#### EXERCISE AIM
Write out the data again exactly, skipping every picture.

* start RECORDS FOR PROCESSING *

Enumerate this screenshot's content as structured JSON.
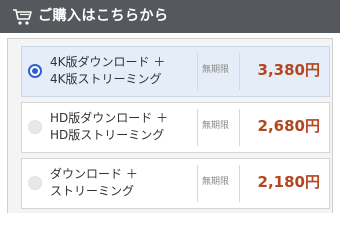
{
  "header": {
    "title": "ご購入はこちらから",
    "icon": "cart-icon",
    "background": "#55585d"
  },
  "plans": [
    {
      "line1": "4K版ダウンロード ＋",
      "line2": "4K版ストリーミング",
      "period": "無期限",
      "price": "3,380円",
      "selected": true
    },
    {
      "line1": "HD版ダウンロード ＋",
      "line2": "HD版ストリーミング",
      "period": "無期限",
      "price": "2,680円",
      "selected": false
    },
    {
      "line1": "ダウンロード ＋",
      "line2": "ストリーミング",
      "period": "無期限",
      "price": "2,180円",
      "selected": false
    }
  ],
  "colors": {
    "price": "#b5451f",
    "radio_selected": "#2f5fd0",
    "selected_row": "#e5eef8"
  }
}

* end RECORDS FOR PROCESSING *

#### SOLUTION TO THE PROBLEM
Enumerate this screenshot's content as structured JSON.
{
  "header": {
    "title": "ご購入はこちらから",
    "icon": "cart-icon",
    "background": "#55585d"
  },
  "plans": [
    {
      "line1": "4K版ダウンロード ＋",
      "line2": "4K版ストリーミング",
      "period": "無期限",
      "price": "3,380円",
      "selected": true
    },
    {
      "line1": "HD版ダウンロード ＋",
      "line2": "HD版ストリーミング",
      "period": "無期限",
      "price": "2,680円",
      "selected": false
    },
    {
      "line1": "ダウンロード ＋",
      "line2": "ストリーミング",
      "period": "無期限",
      "price": "2,180円",
      "selected": false
    }
  ],
  "colors": {
    "price": "#b5451f",
    "radio_selected": "#2f5fd0",
    "selected_row": "#e5eef8"
  }
}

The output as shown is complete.